- Short task:
Repeat the listing below in full, exactly as it stands.

* start *

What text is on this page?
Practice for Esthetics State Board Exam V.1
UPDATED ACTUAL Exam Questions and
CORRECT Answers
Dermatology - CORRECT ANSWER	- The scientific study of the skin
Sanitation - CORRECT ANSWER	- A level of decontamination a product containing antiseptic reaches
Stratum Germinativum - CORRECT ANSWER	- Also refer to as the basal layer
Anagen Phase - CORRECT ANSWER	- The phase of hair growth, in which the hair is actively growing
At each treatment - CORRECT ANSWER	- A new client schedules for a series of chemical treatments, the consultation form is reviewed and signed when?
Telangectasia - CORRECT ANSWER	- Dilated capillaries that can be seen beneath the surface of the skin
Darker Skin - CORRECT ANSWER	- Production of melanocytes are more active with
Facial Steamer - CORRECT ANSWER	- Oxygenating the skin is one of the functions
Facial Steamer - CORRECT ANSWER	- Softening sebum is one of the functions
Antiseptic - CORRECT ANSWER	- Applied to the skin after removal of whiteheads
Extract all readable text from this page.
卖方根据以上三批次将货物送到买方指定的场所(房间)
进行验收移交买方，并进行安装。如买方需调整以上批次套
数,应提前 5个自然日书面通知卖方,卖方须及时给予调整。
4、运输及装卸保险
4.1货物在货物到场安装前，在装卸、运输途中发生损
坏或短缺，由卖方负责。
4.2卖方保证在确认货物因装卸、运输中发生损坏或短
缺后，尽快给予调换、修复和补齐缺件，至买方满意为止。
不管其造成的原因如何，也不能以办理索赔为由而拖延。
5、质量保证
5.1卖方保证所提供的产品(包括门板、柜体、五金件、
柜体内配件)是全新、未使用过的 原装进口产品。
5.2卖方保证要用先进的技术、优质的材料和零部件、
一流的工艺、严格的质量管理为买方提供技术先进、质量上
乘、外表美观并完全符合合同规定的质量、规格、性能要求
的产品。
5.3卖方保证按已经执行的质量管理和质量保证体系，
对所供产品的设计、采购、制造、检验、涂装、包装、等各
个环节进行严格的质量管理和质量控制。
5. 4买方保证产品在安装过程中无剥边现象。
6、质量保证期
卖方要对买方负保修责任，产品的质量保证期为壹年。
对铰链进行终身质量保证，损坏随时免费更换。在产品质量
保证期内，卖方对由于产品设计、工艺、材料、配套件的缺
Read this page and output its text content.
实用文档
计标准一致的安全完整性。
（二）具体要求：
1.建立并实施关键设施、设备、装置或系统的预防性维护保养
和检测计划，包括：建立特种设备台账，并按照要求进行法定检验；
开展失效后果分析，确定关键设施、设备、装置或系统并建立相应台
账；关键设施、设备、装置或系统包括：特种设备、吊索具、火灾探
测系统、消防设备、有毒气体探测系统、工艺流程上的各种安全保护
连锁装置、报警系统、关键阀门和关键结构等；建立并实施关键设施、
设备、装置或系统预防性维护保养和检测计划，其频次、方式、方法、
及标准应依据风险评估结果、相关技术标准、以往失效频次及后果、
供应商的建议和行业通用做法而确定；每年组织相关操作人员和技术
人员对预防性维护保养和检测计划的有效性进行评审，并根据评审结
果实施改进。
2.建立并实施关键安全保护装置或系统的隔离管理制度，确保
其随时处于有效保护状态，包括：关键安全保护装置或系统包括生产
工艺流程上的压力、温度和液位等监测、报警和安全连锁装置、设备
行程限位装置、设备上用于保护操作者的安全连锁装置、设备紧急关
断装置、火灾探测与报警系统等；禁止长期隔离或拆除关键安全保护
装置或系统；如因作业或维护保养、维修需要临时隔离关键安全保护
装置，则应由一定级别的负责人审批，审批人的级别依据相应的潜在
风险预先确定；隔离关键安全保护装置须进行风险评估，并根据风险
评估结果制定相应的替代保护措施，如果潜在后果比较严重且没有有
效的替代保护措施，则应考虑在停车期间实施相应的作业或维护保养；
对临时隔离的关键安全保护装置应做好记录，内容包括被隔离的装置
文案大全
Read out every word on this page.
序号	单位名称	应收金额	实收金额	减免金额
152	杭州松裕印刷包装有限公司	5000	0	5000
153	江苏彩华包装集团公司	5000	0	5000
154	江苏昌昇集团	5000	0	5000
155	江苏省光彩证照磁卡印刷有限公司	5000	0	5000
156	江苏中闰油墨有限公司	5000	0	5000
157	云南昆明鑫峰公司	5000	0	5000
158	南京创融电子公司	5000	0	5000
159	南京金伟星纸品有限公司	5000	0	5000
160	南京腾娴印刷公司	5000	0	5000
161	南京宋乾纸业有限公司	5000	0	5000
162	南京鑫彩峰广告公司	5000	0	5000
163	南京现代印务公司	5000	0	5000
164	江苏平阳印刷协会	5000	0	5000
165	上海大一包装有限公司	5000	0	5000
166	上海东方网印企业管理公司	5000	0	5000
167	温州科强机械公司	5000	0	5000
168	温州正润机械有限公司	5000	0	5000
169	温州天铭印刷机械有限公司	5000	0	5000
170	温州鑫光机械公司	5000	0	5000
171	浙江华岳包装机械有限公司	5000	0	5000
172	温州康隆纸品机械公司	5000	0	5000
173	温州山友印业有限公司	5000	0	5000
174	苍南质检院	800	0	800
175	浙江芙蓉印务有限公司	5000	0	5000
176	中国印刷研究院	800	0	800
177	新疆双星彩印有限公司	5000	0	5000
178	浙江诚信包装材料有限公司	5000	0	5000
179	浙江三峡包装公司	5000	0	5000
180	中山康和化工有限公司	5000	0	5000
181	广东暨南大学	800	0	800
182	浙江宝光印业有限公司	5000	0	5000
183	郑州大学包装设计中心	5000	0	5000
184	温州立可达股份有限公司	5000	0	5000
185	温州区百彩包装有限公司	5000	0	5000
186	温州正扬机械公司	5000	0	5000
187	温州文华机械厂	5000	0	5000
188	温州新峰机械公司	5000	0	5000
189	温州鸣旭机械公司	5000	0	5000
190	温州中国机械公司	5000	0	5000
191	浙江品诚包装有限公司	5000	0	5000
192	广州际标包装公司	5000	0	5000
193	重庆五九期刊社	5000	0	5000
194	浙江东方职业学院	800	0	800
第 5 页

* end *

- The reply:
What text is on this page?
Practice for Esthetics State Board Exam V.1
UPDATED ACTUAL Exam Questions and
CORRECT Answers
Dermatology - CORRECT ANSWER	- The scientific study of the skin
Sanitation - CORRECT ANSWER	- A level of decontamination a product containing antiseptic reaches
Stratum Germinativum - CORRECT ANSWER	- Also refer to as the basal layer
Anagen Phase - CORRECT ANSWER	- The phase of hair growth, in which the hair is actively growing
At each treatment - CORRECT ANSWER	- A new client schedules for a series of chemical treatments, the consultation form is reviewed and signed when?
Telangectasia - CORRECT ANSWER	- Dilated capillaries that can be seen beneath the surface of the skin
Darker Skin - CORRECT ANSWER	- Production of melanocytes are more active with
Facial Steamer - CORRECT ANSWER	- Oxygenating the skin is one of the functions
Facial Steamer - CORRECT ANSWER	- Softening sebum is one of the functions
Antiseptic - CORRECT ANSWER	- Applied to the skin after removal of whiteheads
Extract all readable text from this page.
卖方根据以上三批次将货物送到买方指定的场所(房间)
进行验收移交买方，并进行安装。如买方需调整以上批次套
数,应提前 5个自然日书面通知卖方,卖方须及时给予调整。
4、运输及装卸保险
4.1货物在货物到场安装前，在装卸、运输途中发生损
坏或短缺，由卖方负责。
4.2卖方保证在确认货物因装卸、运输中发生损坏或短
缺后，尽快给予调换、修复和补齐缺件，至买方满意为止。
不管其造成的原因如何，也不能以办理索赔为由而拖延。
5、质量保证
5.1卖方保证所提供的产品(包括门板、柜体、五金件、
柜体内配件)是全新、未使用过的 原装进口产品。
5.2卖方保证要用先进的技术、优质的材料和零部件、
一流的工艺、严格的质量管理为买方提供技术先进、质量上
乘、外表美观并完全符合合同规定的质量、规格、性能要求
的产品。
5.3卖方保证按已经执行的质量管理和质量保证体系，
对所供产品的设计、采购、制造、检验、涂装、包装、等各
个环节进行严格的质量管理和质量控制。
5. 4买方保证产品在安装过程中无剥边现象。
6、质量保证期
卖方要对买方负保修责任，产品的质量保证期为壹年。
对铰链进行终身质量保证，损坏随时免费更换。在产品质量
保证期内，卖方对由于产品设计、工艺、材料、配套件的缺
Read this page and output its text content.
实用文档
计标准一致的安全完整性。
（二）具体要求：
1.建立并实施关键设施、设备、装置或系统的预防性维护保养
和检测计划，包括：建立特种设备台账，并按照要求进行法定检验；
开展失效后果分析，确定关键设施、设备、装置或系统并建立相应台
账；关键设施、设备、装置或系统包括：特种设备、吊索具、火灾探
测系统、消防设备、有毒气体探测系统、工艺流程上的各种安全保护
连锁装置、报警系统、关键阀门和关键结构等；建立并实施关键设施、
设备、装置或系统预防性维护保养和检测计划，其频次、方式、方法、
及标准应依据风险评估结果、相关技术标准、以往失效频次及后果、
供应商的建议和行业通用做法而确定；每年组织相关操作人员和技术
人员对预防性维护保养和检测计划的有效性进行评审，并根据评审结
果实施改进。
2.建立并实施关键安全保护装置或系统的隔离管理制度，确保
其随时处于有效保护状态，包括：关键安全保护装置或系统包括生产
工艺流程上的压力、温度和液位等监测、报警和安全连锁装置、设备
行程限位装置、设备上用于保护操作者的安全连锁装置、设备紧急关
断装置、火灾探测与报警系统等；禁止长期隔离或拆除关键安全保护
装置或系统；如因作业或维护保养、维修需要临时隔离关键安全保护
装置，则应由一定级别的负责人审批，审批人的级别依据相应的潜在
风险预先确定；隔离关键安全保护装置须进行风险评估，并根据风险
评估结果制定相应的替代保护措施，如果潜在后果比较严重且没有有
效的替代保护措施，则应考虑在停车期间实施相应的作业或维护保养；
对临时隔离的关键安全保护装置应做好记录，内容包括被隔离的装置
文案大全
Read out every word on this page.
序号	单位名称	应收金额	实收金额	减免金额
152	杭州松裕印刷包装有限公司	5000	0	5000
153	江苏彩华包装集团公司	5000	0	5000
154	江苏昌昇集团	5000	0	5000
155	江苏省光彩证照磁卡印刷有限公司	5000	0	5000
156	江苏中闰油墨有限公司	5000	0	5000
157	云南昆明鑫峰公司	5000	0	5000
158	南京创融电子公司	5000	0	5000
159	南京金伟星纸品有限公司	5000	0	5000
160	南京腾娴印刷公司	5000	0	5000
161	南京宋乾纸业有限公司	5000	0	5000
162	南京鑫彩峰广告公司	5000	0	5000
163	南京现代印务公司	5000	0	5000
164	江苏平阳印刷协会	5000	0	5000
165	上海大一包装有限公司	5000	0	5000
166	上海东方网印企业管理公司	5000	0	5000
167	温州科强机械公司	5000	0	5000
168	温州正润机械有限公司	5000	0	5000
169	温州天铭印刷机械有限公司	5000	0	5000
170	温州鑫光机械公司	5000	0	5000
171	浙江华岳包装机械有限公司	5000	0	5000
172	温州康隆纸品机械公司	5000	0	5000
173	温州山友印业有限公司	5000	0	5000
174	苍南质检院	800	0	800
175	浙江芙蓉印务有限公司	5000	0	5000
176	中国印刷研究院	800	0	800
177	新疆双星彩印有限公司	5000	0	5000
178	浙江诚信包装材料有限公司	5000	0	5000
179	浙江三峡包装公司	5000	0	5000
180	中山康和化工有限公司	5000	0	5000
181	广东暨南大学	800	0	800
182	浙江宝光印业有限公司	5000	0	5000
183	郑州大学包装设计中心	5000	0	5000
184	温州立可达股份有限公司	5000	0	5000
185	温州区百彩包装有限公司	5000	0	5000
186	温州正扬机械公司	5000	0	5000
187	温州文华机械厂	5000	0	5000
188	温州新峰机械公司	5000	0	5000
189	温州鸣旭机械公司	5000	0	5000
190	温州中国机械公司	5000	0	5000
191	浙江品诚包装有限公司	5000	0	5000
192	广州际标包装公司	5000	0	5000
193	重庆五九期刊社	5000	0	5000
194	浙江东方职业学院	800	0	800
第 5 页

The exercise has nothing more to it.